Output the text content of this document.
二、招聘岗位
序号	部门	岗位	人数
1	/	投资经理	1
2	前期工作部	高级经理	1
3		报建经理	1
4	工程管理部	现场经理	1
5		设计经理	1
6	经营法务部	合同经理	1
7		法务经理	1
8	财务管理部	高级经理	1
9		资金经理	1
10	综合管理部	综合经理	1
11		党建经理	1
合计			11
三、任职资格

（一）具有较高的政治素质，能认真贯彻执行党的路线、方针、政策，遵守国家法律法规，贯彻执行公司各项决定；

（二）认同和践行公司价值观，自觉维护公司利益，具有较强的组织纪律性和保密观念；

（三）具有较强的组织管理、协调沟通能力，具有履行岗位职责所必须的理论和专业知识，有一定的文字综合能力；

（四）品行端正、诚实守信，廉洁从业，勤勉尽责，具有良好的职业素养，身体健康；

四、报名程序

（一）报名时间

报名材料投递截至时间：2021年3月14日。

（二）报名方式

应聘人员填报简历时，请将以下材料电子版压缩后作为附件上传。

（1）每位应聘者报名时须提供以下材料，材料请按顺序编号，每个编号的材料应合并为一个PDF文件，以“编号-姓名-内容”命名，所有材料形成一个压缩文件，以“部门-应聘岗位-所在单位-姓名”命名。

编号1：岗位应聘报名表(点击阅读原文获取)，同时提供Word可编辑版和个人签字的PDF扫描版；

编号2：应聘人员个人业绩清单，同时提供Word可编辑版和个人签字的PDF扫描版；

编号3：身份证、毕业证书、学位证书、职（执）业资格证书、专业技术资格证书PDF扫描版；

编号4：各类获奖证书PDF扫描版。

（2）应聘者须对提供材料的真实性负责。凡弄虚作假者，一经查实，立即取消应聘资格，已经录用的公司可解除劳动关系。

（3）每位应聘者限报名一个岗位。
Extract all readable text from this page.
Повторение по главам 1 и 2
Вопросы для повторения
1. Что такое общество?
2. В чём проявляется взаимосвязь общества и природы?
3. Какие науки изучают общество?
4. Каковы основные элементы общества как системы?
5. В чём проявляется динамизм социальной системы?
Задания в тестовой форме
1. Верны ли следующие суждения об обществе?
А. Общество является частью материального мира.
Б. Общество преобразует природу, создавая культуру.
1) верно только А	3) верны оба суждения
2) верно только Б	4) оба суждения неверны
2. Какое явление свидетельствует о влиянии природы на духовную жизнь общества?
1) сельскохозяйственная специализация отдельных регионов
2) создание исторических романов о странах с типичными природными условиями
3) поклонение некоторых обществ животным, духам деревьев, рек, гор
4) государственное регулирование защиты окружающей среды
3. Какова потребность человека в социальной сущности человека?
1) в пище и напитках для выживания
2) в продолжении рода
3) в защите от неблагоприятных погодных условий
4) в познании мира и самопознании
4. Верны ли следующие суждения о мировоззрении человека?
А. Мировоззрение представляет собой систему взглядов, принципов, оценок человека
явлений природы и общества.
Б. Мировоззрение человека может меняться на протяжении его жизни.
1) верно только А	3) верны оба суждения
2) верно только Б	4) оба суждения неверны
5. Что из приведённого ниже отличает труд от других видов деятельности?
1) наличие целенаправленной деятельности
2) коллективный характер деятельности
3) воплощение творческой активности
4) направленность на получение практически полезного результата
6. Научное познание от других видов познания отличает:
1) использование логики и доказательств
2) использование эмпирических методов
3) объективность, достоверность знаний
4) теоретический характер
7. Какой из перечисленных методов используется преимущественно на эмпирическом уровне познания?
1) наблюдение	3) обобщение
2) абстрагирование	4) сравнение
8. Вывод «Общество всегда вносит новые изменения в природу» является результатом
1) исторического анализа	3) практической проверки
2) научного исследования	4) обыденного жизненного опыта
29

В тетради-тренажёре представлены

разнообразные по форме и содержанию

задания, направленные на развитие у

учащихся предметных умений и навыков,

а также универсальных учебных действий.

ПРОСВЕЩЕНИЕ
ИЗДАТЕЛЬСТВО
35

+++

Find how many lines hold the string "социальной", and state that number alone.

2